>> Begin DATA LINES
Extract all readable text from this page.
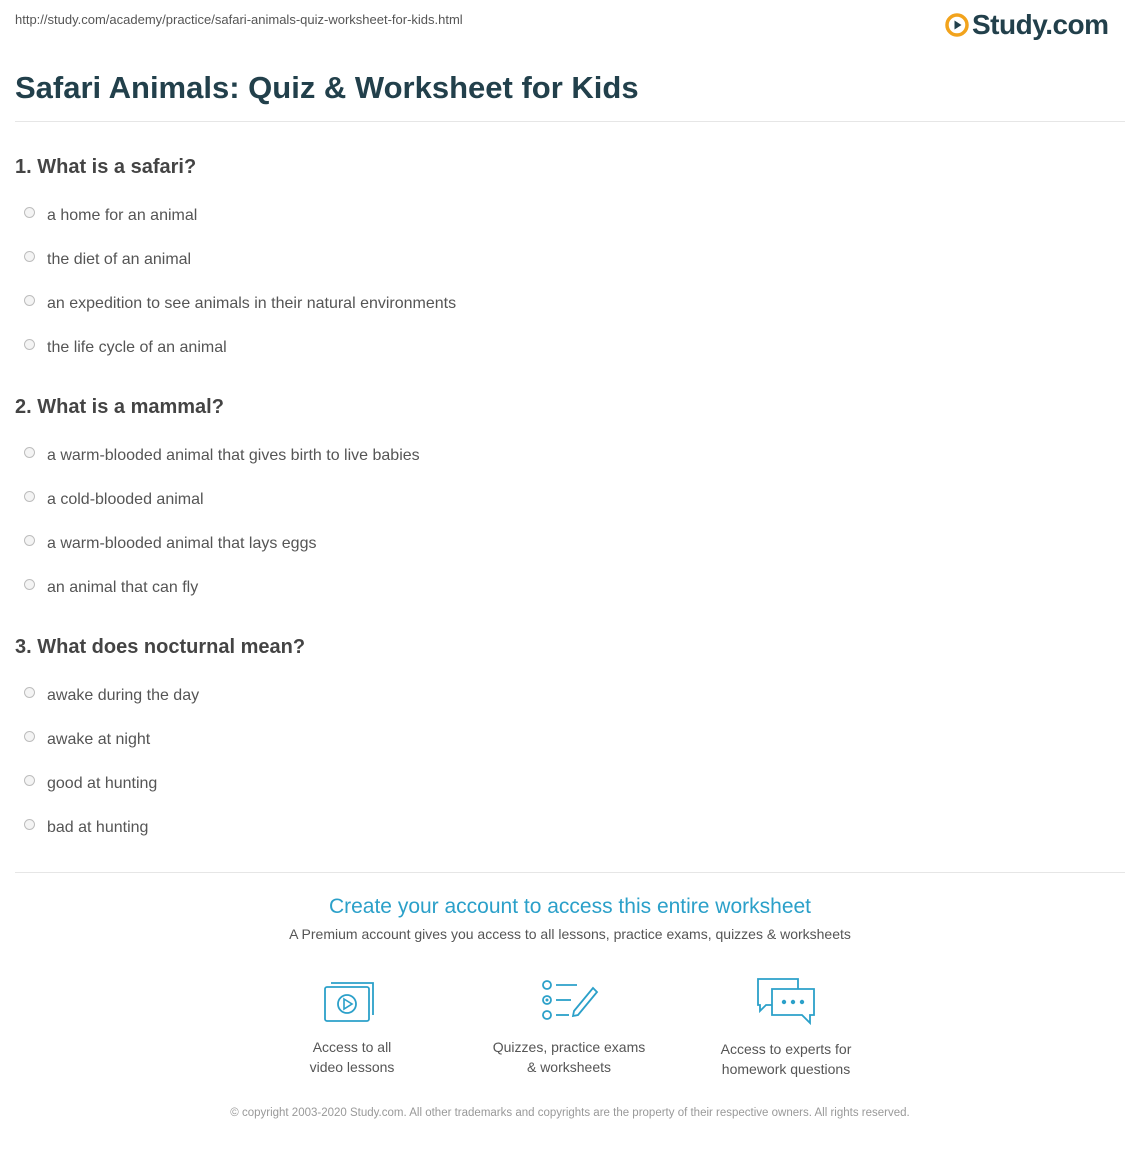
http://study.com/academy/practice/safari-animals-quiz-worksheet-for-kids.html	Study.com
Safari Animals: Quiz & Worksheet for Kids
1. What is a safari?
a home for an animal
the diet of an animal
an expedition to see animals in their natural environments
the life cycle of an animal
2. What is a mammal?
a warm-blooded animal that gives birth to live babies
a cold-blooded animal
a warm-blooded animal that lays eggs
an animal that can fly
3. What does nocturnal mean?
awake during the day
awake at night
good at hunting
bad at hunting
Create your account to access this entire worksheet
A Premium account gives you access to all lessons, practice exams, quizzes & worksheets
Access to all
video lessons
Quizzes, practice exams
& worksheets
Access to experts for
homework questions
© copyright 2003-2020 Study.com. All other trademarks and copyrights are the property of their respective owners. All rights reserved.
>> End DATA LINES
Every line holding "that" should be copied out.

→ **COMPLETED EXERCISE**
a warm-blooded animal that gives birth to live babies
a warm-blooded animal that lays eggs
an animal that can fly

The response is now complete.